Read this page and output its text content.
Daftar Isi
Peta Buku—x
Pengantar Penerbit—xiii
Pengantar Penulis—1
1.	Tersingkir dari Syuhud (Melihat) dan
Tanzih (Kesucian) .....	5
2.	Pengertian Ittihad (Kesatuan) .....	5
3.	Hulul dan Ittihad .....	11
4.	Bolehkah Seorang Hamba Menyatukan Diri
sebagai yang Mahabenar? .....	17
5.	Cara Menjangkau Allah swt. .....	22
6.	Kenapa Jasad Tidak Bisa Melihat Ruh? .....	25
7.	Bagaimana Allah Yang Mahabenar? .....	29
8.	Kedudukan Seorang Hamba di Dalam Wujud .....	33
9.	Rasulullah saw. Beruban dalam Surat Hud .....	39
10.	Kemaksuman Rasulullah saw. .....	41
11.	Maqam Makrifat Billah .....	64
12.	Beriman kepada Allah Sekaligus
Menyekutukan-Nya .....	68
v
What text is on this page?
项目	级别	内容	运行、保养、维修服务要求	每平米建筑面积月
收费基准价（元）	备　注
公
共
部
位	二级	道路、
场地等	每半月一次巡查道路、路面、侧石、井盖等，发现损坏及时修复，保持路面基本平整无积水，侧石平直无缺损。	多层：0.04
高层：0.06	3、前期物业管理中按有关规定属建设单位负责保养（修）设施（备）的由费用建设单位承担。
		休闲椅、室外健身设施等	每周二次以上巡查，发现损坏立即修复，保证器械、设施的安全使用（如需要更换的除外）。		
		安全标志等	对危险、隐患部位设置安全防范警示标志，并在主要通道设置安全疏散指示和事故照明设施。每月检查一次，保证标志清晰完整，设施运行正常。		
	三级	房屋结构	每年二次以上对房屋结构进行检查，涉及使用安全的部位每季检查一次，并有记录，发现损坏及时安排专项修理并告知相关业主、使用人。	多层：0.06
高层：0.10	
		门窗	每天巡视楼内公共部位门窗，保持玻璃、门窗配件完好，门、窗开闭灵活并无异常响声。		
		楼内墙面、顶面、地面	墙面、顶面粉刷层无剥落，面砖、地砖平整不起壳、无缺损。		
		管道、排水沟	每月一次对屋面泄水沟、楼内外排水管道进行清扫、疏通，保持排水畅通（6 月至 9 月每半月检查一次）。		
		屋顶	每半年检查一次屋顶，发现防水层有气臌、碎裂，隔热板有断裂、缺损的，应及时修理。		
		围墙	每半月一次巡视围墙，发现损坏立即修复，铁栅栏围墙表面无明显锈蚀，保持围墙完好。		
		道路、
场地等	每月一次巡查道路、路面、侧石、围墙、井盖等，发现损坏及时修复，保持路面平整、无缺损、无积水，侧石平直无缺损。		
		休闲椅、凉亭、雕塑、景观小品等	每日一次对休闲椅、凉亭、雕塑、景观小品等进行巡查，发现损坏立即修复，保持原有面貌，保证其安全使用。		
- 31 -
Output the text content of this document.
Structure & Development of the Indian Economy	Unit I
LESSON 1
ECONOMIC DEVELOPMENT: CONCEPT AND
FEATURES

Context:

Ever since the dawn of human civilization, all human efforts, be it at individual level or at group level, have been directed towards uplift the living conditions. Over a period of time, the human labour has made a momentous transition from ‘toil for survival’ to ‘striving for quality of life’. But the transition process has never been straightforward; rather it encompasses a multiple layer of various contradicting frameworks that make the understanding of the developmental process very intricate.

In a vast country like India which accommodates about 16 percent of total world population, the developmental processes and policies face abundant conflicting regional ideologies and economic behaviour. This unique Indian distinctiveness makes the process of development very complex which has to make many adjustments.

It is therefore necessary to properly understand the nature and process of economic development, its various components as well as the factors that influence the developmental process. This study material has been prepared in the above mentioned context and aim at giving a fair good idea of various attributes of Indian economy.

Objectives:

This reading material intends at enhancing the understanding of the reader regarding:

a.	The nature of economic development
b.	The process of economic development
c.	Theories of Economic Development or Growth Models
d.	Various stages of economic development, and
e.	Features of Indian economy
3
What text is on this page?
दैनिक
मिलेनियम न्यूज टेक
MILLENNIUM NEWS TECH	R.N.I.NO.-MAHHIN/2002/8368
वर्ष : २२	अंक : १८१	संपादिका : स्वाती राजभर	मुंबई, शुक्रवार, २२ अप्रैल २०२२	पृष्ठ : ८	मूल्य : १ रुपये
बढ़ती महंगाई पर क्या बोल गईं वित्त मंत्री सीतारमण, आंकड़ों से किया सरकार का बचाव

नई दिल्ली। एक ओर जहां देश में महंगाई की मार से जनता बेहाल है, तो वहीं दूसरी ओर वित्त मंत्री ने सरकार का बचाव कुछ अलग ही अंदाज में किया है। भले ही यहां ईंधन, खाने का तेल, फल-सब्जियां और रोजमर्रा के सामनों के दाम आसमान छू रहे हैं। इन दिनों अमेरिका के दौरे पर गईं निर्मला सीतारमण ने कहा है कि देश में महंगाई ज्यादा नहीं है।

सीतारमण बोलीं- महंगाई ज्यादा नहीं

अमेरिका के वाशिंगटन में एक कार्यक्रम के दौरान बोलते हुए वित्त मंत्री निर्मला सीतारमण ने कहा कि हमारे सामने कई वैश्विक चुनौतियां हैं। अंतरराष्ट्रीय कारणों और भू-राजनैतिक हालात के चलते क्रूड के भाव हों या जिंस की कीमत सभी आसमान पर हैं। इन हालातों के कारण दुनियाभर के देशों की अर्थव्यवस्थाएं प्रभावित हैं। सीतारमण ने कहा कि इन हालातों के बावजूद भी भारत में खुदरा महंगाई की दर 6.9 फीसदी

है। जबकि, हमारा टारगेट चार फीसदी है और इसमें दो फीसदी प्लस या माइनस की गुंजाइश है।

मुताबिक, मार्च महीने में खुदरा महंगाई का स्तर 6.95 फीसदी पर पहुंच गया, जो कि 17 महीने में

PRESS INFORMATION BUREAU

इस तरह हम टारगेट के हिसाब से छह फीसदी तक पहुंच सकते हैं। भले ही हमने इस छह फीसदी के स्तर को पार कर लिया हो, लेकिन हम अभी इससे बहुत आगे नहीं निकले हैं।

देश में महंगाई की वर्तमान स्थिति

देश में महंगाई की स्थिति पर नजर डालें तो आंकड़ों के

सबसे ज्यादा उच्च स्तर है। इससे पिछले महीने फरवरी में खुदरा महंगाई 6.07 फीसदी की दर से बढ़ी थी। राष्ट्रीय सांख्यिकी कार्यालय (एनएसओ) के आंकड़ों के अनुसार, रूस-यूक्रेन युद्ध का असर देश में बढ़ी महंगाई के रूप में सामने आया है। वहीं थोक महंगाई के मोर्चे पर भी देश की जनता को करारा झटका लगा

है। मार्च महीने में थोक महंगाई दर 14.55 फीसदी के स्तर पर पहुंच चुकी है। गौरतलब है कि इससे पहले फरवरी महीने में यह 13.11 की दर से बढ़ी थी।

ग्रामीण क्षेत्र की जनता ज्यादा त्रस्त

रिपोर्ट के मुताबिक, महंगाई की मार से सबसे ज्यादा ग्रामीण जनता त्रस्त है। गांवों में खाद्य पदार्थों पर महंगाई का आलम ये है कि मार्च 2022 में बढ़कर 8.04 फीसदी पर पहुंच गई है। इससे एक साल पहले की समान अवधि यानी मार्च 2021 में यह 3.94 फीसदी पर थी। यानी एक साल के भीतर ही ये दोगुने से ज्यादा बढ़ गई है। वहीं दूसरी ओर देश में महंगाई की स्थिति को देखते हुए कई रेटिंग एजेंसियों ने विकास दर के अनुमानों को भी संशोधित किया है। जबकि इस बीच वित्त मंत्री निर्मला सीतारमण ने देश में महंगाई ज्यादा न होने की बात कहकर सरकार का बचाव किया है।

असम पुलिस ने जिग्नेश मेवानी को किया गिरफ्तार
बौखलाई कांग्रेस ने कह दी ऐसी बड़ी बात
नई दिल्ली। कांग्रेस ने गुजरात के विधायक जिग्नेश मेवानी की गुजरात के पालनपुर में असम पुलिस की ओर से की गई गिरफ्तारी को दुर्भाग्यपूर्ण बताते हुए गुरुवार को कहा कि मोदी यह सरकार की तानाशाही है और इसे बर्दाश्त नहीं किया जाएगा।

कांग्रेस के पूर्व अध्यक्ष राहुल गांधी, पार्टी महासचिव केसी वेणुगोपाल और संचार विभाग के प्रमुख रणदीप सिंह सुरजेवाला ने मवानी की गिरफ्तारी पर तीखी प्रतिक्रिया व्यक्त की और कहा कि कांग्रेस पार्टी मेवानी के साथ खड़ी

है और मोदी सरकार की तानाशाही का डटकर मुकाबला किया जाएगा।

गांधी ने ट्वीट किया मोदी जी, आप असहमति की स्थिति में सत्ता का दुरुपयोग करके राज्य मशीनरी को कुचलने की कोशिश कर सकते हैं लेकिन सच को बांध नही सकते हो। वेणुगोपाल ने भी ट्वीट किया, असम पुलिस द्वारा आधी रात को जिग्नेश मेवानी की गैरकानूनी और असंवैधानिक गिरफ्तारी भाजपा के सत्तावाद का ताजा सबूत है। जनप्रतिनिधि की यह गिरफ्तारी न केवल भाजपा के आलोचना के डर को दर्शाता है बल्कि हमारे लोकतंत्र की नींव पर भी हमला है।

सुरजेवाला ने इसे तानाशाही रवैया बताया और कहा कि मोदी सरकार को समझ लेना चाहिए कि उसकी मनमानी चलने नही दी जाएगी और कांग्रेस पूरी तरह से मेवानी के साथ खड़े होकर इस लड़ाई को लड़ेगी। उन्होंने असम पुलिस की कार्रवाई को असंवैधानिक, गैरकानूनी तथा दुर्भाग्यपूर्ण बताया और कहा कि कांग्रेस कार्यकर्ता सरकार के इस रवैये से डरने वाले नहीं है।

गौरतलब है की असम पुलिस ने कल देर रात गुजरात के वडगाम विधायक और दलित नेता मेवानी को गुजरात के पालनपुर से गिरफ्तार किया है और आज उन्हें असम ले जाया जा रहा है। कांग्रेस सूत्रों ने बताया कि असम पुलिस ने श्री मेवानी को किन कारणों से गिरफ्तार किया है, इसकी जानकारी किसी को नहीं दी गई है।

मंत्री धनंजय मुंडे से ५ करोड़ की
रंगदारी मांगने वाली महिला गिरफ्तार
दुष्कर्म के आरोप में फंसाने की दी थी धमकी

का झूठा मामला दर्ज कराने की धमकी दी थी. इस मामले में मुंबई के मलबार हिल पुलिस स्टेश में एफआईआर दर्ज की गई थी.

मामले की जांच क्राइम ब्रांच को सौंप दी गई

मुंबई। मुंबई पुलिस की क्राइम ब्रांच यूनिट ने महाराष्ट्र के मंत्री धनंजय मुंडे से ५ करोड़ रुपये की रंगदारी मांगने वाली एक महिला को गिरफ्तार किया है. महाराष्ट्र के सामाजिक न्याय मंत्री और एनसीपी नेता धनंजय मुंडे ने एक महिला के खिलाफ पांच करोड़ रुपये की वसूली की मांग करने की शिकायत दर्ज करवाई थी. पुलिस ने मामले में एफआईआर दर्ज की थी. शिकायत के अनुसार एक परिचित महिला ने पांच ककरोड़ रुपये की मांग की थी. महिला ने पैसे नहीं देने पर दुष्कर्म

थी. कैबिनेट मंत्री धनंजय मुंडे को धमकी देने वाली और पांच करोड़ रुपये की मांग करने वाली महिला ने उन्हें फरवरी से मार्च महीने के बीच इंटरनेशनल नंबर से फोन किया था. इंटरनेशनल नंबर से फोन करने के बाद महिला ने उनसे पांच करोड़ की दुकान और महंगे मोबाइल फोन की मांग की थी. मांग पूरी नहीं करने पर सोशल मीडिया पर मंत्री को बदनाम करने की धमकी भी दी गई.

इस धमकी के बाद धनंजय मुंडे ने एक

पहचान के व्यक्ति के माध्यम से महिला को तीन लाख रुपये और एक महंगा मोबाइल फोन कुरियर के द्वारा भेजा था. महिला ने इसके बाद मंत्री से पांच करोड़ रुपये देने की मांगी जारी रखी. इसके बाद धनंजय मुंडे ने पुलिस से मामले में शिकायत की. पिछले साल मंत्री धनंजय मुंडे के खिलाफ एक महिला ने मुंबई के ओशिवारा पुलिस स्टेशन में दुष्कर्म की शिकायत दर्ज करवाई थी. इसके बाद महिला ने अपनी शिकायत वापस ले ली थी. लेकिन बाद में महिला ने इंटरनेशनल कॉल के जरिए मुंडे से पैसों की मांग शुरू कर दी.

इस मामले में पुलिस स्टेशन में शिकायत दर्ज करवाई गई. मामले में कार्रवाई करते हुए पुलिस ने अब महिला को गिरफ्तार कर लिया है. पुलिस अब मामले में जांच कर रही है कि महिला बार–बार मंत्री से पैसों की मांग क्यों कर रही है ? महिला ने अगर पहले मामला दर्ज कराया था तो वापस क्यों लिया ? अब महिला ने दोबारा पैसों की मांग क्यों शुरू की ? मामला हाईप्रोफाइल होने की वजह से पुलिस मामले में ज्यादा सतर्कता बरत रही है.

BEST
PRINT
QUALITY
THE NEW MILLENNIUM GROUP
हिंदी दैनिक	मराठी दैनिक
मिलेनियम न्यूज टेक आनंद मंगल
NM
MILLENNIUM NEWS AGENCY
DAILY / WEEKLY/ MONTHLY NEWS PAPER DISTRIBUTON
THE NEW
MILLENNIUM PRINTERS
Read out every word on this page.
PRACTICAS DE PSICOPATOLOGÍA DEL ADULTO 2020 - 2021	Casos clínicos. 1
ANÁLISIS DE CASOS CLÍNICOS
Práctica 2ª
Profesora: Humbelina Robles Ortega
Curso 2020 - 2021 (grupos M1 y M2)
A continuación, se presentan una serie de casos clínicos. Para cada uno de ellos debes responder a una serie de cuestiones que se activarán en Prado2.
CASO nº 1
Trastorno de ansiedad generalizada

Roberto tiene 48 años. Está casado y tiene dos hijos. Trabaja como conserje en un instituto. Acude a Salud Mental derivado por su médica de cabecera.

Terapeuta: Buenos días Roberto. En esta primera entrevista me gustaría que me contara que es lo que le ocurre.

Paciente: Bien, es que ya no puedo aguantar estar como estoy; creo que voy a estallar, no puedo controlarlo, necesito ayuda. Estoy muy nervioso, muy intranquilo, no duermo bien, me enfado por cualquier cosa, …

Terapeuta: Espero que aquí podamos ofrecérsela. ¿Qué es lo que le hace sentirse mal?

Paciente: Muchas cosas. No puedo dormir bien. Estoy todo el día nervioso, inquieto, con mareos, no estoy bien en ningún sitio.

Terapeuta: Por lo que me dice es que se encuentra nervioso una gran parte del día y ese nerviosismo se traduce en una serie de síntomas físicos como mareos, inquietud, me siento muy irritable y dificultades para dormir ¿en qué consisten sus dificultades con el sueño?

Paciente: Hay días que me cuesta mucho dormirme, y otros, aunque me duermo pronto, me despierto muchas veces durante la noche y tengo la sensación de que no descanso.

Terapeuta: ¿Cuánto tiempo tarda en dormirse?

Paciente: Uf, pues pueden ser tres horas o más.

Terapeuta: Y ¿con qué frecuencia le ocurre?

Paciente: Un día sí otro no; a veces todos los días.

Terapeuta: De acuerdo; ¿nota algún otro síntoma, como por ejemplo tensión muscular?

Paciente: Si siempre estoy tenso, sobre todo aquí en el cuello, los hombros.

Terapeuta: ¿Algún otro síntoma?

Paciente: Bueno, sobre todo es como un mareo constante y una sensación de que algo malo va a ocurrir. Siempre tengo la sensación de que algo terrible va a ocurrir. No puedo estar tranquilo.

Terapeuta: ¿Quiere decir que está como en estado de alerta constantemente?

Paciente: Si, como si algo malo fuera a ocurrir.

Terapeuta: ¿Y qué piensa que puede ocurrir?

### The task
Report each line in the data that holds the word "nervioso".

### Problem solution
Paciente: Bien, es que ya no puedo aguantar estar como estoy; creo que voy a estallar, no puedo controlarlo, necesito ayuda. Estoy muy nervioso, muy intranquilo, no duermo bien, me enfado por cualquier cosa, …
Paciente: Muchas cosas. No puedo dormir bien. Estoy todo el día nervioso, inquieto, con mareos, no estoy bien en ningún sitio.
Terapeuta: Por lo que me dice es que se encuentra nervioso una gran parte del día y ese nerviosismo se traduce en una serie de síntomas físicos como mareos, inquietud, me siento muy irritable y dificultades para dormir ¿en qué consisten sus dificultades con el sueño?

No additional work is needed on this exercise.